◆ Aim ◆
Set down the line that contains "Parse this screenshot: output" and every line after it to the end of the entries, exactly as they stand and nothing more.

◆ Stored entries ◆
= = = = =

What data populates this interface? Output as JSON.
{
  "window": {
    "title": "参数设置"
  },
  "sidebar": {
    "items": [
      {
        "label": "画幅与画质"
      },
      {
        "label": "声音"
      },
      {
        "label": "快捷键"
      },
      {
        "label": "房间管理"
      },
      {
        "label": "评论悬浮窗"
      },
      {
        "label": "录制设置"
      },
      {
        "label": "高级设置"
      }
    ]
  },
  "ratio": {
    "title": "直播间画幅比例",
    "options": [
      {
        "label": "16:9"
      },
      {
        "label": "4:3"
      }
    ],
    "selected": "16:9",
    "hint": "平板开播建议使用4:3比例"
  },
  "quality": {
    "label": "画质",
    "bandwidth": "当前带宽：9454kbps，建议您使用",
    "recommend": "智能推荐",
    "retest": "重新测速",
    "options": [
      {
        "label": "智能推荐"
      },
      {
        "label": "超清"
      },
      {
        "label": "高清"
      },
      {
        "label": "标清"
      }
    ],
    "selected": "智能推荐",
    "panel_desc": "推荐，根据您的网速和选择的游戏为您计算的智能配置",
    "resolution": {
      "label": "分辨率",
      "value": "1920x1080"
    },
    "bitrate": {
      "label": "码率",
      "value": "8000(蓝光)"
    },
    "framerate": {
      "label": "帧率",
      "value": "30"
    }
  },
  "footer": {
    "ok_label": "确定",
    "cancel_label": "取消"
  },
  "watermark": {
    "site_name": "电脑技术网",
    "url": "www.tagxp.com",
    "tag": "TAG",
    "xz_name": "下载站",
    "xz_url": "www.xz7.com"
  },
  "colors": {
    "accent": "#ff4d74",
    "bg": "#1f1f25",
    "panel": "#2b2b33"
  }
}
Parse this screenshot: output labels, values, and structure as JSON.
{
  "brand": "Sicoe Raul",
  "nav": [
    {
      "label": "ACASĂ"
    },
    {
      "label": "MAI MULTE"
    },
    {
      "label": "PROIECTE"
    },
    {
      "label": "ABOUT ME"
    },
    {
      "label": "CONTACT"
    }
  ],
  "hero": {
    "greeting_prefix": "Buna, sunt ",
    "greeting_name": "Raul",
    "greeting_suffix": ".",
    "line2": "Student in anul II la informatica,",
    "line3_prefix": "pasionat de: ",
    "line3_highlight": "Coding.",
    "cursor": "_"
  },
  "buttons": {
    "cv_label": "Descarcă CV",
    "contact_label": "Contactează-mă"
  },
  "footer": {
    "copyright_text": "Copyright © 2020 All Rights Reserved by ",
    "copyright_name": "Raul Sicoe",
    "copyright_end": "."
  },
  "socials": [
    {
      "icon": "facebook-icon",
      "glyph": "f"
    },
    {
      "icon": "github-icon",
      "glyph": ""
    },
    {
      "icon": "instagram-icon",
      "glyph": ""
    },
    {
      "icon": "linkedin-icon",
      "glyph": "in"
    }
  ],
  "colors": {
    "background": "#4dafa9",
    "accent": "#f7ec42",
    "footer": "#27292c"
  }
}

= = = = =

◆ Written reply ◆
Parse this screenshot: output labels, values, and structure as JSON.
{
  "brand": "Sicoe Raul",
  "nav": [
    {
      "label": "ACASĂ"
    },
    {
      "label": "MAI MULTE"
    },
    {
      "label": "PROIECTE"
    },
    {
      "label": "ABOUT ME"
    },
    {
      "label": "CONTACT"
    }
  ],
  "hero": {
    "greeting_prefix": "Buna, sunt ",
    "greeting_name": "Raul",
    "greeting_suffix": ".",
    "line2": "Student in anul II la informatica,",
    "line3_prefix": "pasionat de: ",
    "line3_highlight": "Coding.",
    "cursor": "_"
  },
  "buttons": {
    "cv_label": "Descarcă CV",
    "contact_label": "Contactează-mă"
  },
  "footer": {
    "copyright_text": "Copyright © 2020 All Rights Reserved by ",
    "copyright_name": "Raul Sicoe",
    "copyright_end": "."
  },
  "socials": [
    {
      "icon": "facebook-icon",
      "glyph": "f"
    },
    {
      "icon": "github-icon",
      "glyph": ""
    },
    {
      "icon": "instagram-icon",
      "glyph": ""
    },
    {
      "icon": "linkedin-icon",
      "glyph": "in"
    }
  ],
  "colors": {
    "background": "#4dafa9",
    "accent": "#f7ec42",
    "footer": "#27292c"
  }
}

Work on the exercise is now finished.